## [TASK DETAILS]
What follows is a block of records; reproduce all of it verbatim.

(Stored records)
↓↓↓
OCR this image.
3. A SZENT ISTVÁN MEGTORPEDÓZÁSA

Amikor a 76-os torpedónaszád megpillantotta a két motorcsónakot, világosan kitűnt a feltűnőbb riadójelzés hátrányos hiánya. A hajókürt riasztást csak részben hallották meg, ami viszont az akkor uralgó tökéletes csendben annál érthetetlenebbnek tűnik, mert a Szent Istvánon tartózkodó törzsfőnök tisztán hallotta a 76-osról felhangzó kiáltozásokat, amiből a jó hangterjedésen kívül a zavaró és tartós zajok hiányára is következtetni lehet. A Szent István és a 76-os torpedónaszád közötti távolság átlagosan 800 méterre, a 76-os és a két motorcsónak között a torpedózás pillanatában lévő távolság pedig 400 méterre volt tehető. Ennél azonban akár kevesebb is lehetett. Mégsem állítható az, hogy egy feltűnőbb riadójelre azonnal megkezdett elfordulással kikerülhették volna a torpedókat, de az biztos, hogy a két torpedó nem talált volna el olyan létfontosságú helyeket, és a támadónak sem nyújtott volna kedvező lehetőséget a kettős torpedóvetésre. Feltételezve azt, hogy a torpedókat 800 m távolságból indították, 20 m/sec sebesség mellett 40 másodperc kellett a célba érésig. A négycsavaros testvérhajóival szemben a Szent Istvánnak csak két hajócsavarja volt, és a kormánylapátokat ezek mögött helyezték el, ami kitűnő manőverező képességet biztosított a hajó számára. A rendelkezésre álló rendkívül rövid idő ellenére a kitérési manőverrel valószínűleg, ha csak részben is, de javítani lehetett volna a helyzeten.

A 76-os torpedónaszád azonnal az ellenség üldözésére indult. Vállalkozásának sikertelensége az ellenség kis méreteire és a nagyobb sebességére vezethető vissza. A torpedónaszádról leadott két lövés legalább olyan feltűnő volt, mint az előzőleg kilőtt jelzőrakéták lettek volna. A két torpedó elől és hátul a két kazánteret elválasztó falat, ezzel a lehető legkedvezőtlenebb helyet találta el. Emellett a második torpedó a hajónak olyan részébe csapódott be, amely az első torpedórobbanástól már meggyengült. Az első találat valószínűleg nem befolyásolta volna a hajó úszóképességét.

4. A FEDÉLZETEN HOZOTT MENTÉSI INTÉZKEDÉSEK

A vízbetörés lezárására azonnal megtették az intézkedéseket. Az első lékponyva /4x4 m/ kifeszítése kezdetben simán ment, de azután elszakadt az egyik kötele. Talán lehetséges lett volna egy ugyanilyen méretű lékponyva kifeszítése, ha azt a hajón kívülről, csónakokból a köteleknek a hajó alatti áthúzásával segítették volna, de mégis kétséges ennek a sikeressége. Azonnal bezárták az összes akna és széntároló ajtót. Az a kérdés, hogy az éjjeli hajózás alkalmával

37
↑↑↑
## [FULL RESPONSE]
OCR this image.
3. A SZENT ISTVÁN MEGTORPEDÓZÁSA

Amikor a 76-os torpedónaszád megpillantotta a két motorcsónakot, világosan kitűnt a feltűnőbb riadójelzés hátrányos hiánya. A hajókürt riasztást csak részben hallották meg, ami viszont az akkor uralgó tökéletes csendben annál érthetetlenebbnek tűnik, mert a Szent Istvánon tartózkodó törzsfőnök tisztán hallotta a 76-osról felhangzó kiáltozásokat, amiből a jó hangterjedésen kívül a zavaró és tartós zajok hiányára is következtetni lehet. A Szent István és a 76-os torpedónaszád közötti távolság átlagosan 800 méterre, a 76-os és a két motorcsónak között a torpedózás pillanatában lévő távolság pedig 400 méterre volt tehető. Ennél azonban akár kevesebb is lehetett. Mégsem állítható az, hogy egy feltűnőbb riadójelre azonnal megkezdett elfordulással kikerülhették volna a torpedókat, de az biztos, hogy a két torpedó nem talált volna el olyan létfontosságú helyeket, és a támadónak sem nyújtott volna kedvező lehetőséget a kettős torpedóvetésre. Feltételezve azt, hogy a torpedókat 800 m távolságból indították, 20 m/sec sebesség mellett 40 másodperc kellett a célba érésig. A négycsavaros testvérhajóival szemben a Szent Istvánnak csak két hajócsavarja volt, és a kormánylapátokat ezek mögött helyezték el, ami kitűnő manőverező képességet biztosított a hajó számára. A rendelkezésre álló rendkívül rövid idő ellenére a kitérési manőverrel valószínűleg, ha csak részben is, de javítani lehetett volna a helyzeten.

A 76-os torpedónaszád azonnal az ellenség üldözésére indult. Vállalkozásának sikertelensége az ellenség kis méreteire és a nagyobb sebességére vezethető vissza. A torpedónaszádról leadott két lövés legalább olyan feltűnő volt, mint az előzőleg kilőtt jelzőrakéták lettek volna. A két torpedó elől és hátul a két kazánteret elválasztó falat, ezzel a lehető legkedvezőtlenebb helyet találta el. Emellett a második torpedó a hajónak olyan részébe csapódott be, amely az első torpedórobbanástól már meggyengült. Az első találat valószínűleg nem befolyásolta volna a hajó úszóképességét.

4. A FEDÉLZETEN HOZOTT MENTÉSI INTÉZKEDÉSEK

A vízbetörés lezárására azonnal megtették az intézkedéseket. Az első lékponyva /4x4 m/ kifeszítése kezdetben simán ment, de azután elszakadt az egyik kötele. Talán lehetséges lett volna egy ugyanilyen méretű lékponyva kifeszítése, ha azt a hajón kívülről, csónakokból a köteleknek a hajó alatti áthúzásával segítették volna, de mégis kétséges ennek a sikeressége. Azonnal bezárták az összes akna és széntároló ajtót. Az a kérdés, hogy az éjjeli hajózás alkalmával

37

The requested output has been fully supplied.